Your instructions —
Below is a set of records; restate each one word for word.

Provided records —
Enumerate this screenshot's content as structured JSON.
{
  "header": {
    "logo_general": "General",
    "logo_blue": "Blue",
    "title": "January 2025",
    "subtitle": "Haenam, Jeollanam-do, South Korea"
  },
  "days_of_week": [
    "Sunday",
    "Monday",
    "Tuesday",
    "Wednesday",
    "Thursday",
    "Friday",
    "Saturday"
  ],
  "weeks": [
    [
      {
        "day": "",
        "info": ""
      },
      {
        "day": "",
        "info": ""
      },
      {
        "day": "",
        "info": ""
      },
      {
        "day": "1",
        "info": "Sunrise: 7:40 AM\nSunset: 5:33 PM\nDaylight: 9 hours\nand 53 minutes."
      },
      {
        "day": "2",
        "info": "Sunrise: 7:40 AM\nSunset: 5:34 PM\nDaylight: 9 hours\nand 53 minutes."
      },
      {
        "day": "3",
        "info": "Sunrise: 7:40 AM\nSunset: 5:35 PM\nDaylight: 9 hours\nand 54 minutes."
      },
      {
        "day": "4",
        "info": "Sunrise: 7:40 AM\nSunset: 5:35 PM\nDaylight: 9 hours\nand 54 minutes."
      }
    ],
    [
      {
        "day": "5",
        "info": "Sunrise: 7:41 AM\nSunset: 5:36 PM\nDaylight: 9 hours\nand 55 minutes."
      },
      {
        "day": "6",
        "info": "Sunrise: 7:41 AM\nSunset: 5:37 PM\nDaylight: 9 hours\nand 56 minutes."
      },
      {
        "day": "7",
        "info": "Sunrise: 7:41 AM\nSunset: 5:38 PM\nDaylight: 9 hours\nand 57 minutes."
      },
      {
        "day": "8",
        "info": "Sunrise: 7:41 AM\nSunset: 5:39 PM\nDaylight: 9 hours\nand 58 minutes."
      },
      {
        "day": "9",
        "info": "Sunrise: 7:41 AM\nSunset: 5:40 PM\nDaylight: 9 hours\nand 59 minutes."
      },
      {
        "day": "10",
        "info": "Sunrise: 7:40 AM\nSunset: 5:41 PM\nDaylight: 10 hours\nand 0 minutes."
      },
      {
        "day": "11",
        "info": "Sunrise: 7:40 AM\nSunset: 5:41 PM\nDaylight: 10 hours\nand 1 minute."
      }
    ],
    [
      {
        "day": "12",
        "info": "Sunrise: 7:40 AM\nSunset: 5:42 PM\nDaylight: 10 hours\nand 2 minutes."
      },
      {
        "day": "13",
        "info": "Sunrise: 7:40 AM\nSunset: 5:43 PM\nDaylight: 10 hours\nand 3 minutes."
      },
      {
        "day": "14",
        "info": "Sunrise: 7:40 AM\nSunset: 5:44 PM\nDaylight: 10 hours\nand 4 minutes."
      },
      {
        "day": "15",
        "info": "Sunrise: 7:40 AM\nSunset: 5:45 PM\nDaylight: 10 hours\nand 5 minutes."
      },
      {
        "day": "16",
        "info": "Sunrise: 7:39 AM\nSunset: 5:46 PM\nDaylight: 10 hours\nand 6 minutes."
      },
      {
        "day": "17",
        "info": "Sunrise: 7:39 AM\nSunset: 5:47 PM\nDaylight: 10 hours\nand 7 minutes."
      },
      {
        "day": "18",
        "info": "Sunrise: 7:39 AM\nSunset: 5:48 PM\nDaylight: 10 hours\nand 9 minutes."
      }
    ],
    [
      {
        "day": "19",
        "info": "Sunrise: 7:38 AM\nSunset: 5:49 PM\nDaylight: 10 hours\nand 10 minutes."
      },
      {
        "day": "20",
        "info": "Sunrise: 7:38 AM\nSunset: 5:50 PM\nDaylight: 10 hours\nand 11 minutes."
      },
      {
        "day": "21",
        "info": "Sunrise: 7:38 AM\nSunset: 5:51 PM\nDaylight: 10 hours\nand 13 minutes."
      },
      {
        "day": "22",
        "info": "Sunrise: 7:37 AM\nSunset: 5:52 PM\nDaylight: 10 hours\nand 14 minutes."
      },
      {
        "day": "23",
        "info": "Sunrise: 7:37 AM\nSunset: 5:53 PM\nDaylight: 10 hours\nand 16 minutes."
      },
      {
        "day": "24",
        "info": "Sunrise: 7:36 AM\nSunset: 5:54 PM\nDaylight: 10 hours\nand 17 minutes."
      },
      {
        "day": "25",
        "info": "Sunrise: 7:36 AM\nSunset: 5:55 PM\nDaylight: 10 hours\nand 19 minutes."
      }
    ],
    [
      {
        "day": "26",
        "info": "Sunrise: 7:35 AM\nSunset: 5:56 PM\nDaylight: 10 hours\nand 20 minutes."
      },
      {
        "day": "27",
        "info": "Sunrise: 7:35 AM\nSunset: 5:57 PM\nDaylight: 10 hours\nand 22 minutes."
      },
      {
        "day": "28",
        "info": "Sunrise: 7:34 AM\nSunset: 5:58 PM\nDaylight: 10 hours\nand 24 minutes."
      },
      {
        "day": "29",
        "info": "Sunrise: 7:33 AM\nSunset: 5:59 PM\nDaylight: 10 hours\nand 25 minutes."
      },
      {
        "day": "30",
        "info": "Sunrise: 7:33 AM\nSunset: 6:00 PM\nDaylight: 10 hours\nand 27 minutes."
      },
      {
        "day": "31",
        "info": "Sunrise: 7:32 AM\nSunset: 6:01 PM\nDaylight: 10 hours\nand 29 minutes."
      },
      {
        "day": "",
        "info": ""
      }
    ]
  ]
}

Written answer —
Enumerate this screenshot's content as structured JSON.
{
  "header": {
    "logo_general": "General",
    "logo_blue": "Blue",
    "title": "January 2025",
    "subtitle": "Haenam, Jeollanam-do, South Korea"
  },
  "days_of_week": [
    "Sunday",
    "Monday",
    "Tuesday",
    "Wednesday",
    "Thursday",
    "Friday",
    "Saturday"
  ],
  "weeks": [
    [
      {
        "day": "",
        "info": ""
      },
      {
        "day": "",
        "info": ""
      },
      {
        "day": "",
        "info": ""
      },
      {
        "day": "1",
        "info": "Sunrise: 7:40 AM\nSunset: 5:33 PM\nDaylight: 9 hours\nand 53 minutes."
      },
      {
        "day": "2",
        "info": "Sunrise: 7:40 AM\nSunset: 5:34 PM\nDaylight: 9 hours\nand 53 minutes."
      },
      {
        "day": "3",
        "info": "Sunrise: 7:40 AM\nSunset: 5:35 PM\nDaylight: 9 hours\nand 54 minutes."
      },
      {
        "day": "4",
        "info": "Sunrise: 7:40 AM\nSunset: 5:35 PM\nDaylight: 9 hours\nand 54 minutes."
      }
    ],
    [
      {
        "day": "5",
        "info": "Sunrise: 7:41 AM\nSunset: 5:36 PM\nDaylight: 9 hours\nand 55 minutes."
      },
      {
        "day": "6",
        "info": "Sunrise: 7:41 AM\nSunset: 5:37 PM\nDaylight: 9 hours\nand 56 minutes."
      },
      {
        "day": "7",
        "info": "Sunrise: 7:41 AM\nSunset: 5:38 PM\nDaylight: 9 hours\nand 57 minutes."
      },
      {
        "day": "8",
        "info": "Sunrise: 7:41 AM\nSunset: 5:39 PM\nDaylight: 9 hours\nand 58 minutes."
      },
      {
        "day": "9",
        "info": "Sunrise: 7:41 AM\nSunset: 5:40 PM\nDaylight: 9 hours\nand 59 minutes."
      },
      {
        "day": "10",
        "info": "Sunrise: 7:40 AM\nSunset: 5:41 PM\nDaylight: 10 hours\nand 0 minutes."
      },
      {
        "day": "11",
        "info": "Sunrise: 7:40 AM\nSunset: 5:41 PM\nDaylight: 10 hours\nand 1 minute."
      }
    ],
    [
      {
        "day": "12",
        "info": "Sunrise: 7:40 AM\nSunset: 5:42 PM\nDaylight: 10 hours\nand 2 minutes."
      },
      {
        "day": "13",
        "info": "Sunrise: 7:40 AM\nSunset: 5:43 PM\nDaylight: 10 hours\nand 3 minutes."
      },
      {
        "day": "14",
        "info": "Sunrise: 7:40 AM\nSunset: 5:44 PM\nDaylight: 10 hours\nand 4 minutes."
      },
      {
        "day": "15",
        "info": "Sunrise: 7:40 AM\nSunset: 5:45 PM\nDaylight: 10 hours\nand 5 minutes."
      },
      {
        "day": "16",
        "info": "Sunrise: 7:39 AM\nSunset: 5:46 PM\nDaylight: 10 hours\nand 6 minutes."
      },
      {
        "day": "17",
        "info": "Sunrise: 7:39 AM\nSunset: 5:47 PM\nDaylight: 10 hours\nand 7 minutes."
      },
      {
        "day": "18",
        "info": "Sunrise: 7:39 AM\nSunset: 5:48 PM\nDaylight: 10 hours\nand 9 minutes."
      }
    ],
    [
      {
        "day": "19",
        "info": "Sunrise: 7:38 AM\nSunset: 5:49 PM\nDaylight: 10 hours\nand 10 minutes."
      },
      {
        "day": "20",
        "info": "Sunrise: 7:38 AM\nSunset: 5:50 PM\nDaylight: 10 hours\nand 11 minutes."
      },
      {
        "day": "21",
        "info": "Sunrise: 7:38 AM\nSunset: 5:51 PM\nDaylight: 10 hours\nand 13 minutes."
      },
      {
        "day": "22",
        "info": "Sunrise: 7:37 AM\nSunset: 5:52 PM\nDaylight: 10 hours\nand 14 minutes."
      },
      {
        "day": "23",
        "info": "Sunrise: 7:37 AM\nSunset: 5:53 PM\nDaylight: 10 hours\nand 16 minutes."
      },
      {
        "day": "24",
        "info": "Sunrise: 7:36 AM\nSunset: 5:54 PM\nDaylight: 10 hours\nand 17 minutes."
      },
      {
        "day": "25",
        "info": "Sunrise: 7:36 AM\nSunset: 5:55 PM\nDaylight: 10 hours\nand 19 minutes."
      }
    ],
    [
      {
        "day": "26",
        "info": "Sunrise: 7:35 AM\nSunset: 5:56 PM\nDaylight: 10 hours\nand 20 minutes."
      },
      {
        "day": "27",
        "info": "Sunrise: 7:35 AM\nSunset: 5:57 PM\nDaylight: 10 hours\nand 22 minutes."
      },
      {
        "day": "28",
        "info": "Sunrise: 7:34 AM\nSunset: 5:58 PM\nDaylight: 10 hours\nand 24 minutes."
      },
      {
        "day": "29",
        "info": "Sunrise: 7:33 AM\nSunset: 5:59 PM\nDaylight: 10 hours\nand 25 minutes."
      },
      {
        "day": "30",
        "info": "Sunrise: 7:33 AM\nSunset: 6:00 PM\nDaylight: 10 hours\nand 27 minutes."
      },
      {
        "day": "31",
        "info": "Sunrise: 7:32 AM\nSunset: 6:01 PM\nDaylight: 10 hours\nand 29 minutes."
      },
      {
        "day": "",
        "info": ""
      }
    ]
  ]
}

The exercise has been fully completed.